- **DO THIS**: Locate the lines that hold the string "Baseline". Copy every such line.

- **MATERIAL FOR THIS TASK**:
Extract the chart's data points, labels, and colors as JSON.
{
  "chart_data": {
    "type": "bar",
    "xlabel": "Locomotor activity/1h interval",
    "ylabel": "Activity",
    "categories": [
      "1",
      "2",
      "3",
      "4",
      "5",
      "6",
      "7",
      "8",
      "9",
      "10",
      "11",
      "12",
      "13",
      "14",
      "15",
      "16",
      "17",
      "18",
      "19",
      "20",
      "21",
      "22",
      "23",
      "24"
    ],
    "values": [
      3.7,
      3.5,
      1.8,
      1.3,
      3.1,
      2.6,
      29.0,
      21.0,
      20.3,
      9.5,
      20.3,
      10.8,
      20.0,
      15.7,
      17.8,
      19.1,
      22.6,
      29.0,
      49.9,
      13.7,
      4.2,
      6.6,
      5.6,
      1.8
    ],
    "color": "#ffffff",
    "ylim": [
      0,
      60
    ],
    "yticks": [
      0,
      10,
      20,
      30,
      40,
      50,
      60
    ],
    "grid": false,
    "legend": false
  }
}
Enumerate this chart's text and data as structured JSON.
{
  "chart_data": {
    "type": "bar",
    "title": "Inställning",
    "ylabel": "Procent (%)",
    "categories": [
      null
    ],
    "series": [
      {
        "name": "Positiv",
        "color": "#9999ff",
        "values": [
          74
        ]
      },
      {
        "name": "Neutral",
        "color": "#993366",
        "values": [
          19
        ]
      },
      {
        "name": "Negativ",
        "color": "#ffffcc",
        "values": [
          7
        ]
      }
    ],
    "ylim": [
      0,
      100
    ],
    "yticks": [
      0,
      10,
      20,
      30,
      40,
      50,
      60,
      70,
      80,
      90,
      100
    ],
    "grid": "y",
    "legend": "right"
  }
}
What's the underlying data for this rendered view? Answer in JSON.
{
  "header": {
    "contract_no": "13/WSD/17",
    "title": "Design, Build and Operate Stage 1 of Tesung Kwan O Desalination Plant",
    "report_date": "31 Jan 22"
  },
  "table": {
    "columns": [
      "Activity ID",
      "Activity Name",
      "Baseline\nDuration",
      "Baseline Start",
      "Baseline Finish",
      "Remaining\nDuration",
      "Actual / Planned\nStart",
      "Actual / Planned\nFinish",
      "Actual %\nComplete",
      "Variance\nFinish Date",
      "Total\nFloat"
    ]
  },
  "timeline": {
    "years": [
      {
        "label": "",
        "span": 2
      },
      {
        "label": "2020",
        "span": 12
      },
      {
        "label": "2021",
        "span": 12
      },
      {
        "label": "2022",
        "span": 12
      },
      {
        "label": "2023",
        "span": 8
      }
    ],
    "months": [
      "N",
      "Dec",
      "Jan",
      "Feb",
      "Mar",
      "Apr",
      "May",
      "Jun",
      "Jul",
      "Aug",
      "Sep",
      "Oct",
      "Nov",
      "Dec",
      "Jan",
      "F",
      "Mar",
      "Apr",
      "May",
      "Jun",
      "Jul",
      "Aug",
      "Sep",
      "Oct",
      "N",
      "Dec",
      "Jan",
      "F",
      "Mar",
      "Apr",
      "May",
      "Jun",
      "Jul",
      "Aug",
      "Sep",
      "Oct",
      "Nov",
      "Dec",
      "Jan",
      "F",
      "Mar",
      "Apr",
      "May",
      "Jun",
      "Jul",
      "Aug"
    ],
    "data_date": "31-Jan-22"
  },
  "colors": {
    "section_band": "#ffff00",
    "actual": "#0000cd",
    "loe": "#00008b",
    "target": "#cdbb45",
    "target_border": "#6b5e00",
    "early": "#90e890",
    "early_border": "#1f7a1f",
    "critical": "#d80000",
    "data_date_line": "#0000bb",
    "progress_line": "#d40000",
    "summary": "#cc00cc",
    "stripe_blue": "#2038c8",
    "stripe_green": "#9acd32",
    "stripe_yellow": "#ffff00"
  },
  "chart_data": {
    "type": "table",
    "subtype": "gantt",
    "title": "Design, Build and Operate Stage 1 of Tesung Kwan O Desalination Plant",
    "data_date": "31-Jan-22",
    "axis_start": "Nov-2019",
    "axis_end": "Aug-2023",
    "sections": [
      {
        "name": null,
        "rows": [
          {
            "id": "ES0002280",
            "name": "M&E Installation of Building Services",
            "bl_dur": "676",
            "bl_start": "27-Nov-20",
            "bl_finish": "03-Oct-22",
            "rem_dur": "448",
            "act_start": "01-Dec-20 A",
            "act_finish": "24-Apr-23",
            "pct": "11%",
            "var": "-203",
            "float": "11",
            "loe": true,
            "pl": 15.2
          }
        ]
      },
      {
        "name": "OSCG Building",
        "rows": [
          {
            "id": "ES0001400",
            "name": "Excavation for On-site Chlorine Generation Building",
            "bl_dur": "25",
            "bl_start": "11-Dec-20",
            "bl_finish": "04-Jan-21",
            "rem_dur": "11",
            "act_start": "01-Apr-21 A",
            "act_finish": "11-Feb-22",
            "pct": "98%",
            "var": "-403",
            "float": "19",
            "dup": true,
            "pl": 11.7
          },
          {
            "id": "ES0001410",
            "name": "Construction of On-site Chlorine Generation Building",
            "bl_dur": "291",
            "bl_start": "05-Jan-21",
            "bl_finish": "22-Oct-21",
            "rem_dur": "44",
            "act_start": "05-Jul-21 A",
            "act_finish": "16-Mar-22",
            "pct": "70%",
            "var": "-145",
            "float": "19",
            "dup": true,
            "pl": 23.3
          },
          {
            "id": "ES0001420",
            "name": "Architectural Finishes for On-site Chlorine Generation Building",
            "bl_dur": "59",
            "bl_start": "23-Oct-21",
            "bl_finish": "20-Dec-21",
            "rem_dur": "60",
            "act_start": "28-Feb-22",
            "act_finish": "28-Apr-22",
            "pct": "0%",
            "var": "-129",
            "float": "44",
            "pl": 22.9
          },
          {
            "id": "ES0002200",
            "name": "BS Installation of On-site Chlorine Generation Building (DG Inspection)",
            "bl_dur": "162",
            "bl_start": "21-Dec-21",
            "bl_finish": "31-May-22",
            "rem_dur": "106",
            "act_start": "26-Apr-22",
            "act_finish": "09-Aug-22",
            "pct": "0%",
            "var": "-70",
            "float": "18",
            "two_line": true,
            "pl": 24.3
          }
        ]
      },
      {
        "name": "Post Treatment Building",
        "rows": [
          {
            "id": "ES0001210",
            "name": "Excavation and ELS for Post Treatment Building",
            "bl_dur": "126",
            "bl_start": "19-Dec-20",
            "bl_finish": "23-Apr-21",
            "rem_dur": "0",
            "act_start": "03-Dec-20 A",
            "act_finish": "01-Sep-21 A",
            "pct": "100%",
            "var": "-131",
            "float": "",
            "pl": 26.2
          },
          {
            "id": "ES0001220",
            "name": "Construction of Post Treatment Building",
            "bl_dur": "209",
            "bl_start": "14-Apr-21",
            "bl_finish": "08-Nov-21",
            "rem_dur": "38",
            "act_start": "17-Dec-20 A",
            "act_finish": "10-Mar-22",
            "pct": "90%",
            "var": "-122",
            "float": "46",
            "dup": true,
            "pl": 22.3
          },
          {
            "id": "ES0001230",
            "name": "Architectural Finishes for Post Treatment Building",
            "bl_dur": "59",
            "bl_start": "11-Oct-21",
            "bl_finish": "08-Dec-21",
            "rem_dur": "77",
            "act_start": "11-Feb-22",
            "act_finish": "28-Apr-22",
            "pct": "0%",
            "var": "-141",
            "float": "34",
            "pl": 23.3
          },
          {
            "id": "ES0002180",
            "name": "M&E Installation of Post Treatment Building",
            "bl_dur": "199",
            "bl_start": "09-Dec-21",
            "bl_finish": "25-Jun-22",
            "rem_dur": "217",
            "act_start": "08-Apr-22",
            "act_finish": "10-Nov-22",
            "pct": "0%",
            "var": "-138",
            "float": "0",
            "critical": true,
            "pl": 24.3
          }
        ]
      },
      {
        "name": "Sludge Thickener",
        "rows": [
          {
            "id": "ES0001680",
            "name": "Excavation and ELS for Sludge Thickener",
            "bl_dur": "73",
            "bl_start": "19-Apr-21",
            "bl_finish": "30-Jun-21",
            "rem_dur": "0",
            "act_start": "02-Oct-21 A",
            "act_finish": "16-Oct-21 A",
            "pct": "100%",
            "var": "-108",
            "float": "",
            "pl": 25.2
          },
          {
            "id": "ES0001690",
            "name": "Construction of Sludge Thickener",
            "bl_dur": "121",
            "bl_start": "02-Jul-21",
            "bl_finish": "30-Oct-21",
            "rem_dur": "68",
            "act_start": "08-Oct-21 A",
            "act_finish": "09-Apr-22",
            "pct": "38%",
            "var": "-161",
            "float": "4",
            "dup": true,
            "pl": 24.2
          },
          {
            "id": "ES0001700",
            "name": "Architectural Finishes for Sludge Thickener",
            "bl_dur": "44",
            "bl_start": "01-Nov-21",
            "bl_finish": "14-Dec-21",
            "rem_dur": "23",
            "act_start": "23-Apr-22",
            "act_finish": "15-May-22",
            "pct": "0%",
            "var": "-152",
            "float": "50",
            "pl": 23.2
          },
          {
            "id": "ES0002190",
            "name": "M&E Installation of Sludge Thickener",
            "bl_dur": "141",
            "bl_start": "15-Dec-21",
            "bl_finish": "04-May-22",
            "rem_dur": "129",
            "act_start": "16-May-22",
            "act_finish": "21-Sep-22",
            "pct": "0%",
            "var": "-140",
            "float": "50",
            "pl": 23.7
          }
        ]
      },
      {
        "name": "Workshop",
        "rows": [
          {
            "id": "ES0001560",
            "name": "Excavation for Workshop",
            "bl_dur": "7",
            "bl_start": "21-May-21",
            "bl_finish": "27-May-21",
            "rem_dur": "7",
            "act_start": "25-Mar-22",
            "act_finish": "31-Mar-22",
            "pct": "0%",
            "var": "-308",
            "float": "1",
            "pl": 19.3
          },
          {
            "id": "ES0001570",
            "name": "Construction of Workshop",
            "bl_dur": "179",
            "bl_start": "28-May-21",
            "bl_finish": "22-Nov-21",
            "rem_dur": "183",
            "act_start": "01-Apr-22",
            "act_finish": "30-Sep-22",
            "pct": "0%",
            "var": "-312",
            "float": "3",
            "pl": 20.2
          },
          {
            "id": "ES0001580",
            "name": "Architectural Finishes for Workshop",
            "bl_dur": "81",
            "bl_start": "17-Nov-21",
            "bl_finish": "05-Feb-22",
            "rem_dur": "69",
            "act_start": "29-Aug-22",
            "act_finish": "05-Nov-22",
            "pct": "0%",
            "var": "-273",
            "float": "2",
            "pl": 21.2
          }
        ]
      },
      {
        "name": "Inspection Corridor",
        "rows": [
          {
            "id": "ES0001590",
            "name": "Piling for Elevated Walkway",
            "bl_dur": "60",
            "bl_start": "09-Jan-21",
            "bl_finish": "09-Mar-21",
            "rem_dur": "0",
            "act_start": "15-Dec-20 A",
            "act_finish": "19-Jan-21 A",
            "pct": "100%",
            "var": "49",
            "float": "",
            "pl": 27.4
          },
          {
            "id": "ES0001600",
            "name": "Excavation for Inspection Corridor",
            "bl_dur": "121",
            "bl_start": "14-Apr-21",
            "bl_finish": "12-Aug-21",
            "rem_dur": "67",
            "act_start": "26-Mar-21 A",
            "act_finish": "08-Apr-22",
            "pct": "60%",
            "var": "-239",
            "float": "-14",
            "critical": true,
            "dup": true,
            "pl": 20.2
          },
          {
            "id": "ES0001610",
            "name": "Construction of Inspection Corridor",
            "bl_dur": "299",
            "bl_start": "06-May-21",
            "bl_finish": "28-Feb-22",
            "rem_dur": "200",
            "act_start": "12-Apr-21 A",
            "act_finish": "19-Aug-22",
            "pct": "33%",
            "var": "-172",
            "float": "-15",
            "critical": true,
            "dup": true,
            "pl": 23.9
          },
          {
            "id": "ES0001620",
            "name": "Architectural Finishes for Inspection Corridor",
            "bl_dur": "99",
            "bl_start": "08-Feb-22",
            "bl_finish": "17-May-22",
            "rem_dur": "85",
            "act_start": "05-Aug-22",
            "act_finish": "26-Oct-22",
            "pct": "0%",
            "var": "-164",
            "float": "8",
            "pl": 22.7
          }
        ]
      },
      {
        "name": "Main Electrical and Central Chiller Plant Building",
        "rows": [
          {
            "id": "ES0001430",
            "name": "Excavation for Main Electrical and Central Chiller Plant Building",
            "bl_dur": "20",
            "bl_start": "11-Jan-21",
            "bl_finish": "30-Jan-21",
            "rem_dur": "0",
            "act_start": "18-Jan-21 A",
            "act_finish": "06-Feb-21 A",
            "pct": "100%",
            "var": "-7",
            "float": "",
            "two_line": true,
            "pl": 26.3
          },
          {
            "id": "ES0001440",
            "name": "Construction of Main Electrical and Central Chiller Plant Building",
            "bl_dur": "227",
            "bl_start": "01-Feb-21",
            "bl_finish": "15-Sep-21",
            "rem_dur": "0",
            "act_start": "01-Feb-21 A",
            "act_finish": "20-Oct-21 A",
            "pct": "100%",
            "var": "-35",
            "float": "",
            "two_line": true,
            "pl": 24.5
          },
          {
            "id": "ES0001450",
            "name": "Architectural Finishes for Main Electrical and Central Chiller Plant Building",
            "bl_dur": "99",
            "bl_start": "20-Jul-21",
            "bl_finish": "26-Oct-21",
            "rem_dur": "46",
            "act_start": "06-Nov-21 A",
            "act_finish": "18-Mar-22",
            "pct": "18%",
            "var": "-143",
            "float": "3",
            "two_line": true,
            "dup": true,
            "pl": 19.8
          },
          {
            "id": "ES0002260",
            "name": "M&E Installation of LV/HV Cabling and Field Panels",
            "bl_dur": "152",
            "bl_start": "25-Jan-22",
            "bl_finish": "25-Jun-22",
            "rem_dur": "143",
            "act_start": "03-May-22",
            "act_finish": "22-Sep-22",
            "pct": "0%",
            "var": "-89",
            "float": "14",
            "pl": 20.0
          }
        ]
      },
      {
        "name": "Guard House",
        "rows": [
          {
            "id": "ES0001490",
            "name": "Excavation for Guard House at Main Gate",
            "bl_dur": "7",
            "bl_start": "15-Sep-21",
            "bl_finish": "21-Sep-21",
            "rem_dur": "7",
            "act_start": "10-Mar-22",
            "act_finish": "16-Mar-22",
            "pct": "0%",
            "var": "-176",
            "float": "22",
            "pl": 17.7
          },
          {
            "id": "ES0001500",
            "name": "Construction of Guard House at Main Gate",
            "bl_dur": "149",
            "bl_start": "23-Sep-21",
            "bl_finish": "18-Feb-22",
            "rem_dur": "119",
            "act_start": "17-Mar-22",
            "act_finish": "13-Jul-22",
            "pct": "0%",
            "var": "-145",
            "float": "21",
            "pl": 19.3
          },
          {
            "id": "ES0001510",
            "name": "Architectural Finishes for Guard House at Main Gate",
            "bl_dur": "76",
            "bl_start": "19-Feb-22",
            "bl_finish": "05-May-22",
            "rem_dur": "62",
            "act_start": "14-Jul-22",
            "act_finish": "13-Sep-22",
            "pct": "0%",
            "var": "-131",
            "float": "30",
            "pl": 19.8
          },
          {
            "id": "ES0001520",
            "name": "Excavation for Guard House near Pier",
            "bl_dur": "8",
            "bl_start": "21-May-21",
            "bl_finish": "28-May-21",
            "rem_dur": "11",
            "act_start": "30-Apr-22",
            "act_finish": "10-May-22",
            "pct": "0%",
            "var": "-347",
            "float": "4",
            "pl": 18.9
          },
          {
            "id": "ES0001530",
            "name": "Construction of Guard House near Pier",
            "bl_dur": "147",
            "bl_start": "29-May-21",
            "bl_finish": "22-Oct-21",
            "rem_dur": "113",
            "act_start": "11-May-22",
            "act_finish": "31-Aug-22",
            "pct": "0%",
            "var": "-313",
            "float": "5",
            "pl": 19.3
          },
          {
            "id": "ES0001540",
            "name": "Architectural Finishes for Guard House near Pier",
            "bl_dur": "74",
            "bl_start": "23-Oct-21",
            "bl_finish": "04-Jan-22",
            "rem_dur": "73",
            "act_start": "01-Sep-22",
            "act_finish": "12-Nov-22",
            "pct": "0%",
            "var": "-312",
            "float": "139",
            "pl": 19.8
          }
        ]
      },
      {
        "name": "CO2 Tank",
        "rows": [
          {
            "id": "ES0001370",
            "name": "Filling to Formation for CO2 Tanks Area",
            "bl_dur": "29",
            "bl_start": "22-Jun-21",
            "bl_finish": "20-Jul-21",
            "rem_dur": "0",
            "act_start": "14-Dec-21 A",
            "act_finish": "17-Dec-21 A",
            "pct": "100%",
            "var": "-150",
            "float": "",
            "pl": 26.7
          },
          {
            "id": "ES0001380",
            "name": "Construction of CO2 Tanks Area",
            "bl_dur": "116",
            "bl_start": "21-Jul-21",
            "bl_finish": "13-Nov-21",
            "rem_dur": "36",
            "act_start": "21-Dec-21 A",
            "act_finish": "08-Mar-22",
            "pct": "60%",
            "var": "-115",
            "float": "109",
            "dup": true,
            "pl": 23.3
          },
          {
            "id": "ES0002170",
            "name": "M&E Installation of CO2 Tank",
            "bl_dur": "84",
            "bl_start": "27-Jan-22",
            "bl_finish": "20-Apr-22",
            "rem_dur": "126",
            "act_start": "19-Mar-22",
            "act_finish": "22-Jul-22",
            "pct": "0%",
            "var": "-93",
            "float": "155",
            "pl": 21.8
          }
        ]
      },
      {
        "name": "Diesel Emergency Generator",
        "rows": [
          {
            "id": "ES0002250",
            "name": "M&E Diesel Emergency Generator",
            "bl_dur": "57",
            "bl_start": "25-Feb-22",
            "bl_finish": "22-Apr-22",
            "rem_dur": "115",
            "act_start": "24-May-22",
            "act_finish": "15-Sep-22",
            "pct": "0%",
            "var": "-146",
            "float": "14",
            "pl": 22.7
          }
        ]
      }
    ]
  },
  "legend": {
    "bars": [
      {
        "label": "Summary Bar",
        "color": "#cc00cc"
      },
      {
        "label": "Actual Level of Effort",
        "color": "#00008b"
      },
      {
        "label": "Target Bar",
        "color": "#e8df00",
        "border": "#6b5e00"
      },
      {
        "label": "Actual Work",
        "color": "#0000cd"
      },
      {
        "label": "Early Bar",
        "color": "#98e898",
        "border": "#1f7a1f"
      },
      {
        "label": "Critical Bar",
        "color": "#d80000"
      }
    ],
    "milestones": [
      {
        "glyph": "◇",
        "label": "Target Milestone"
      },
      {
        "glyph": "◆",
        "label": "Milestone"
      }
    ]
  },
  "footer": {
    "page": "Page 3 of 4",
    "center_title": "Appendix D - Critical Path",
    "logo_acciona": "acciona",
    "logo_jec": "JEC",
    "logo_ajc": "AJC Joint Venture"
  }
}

- **PROBLEM SOLUTION**:
      "Baseline\nDuration",
      "Baseline Start",
      "Baseline Finish",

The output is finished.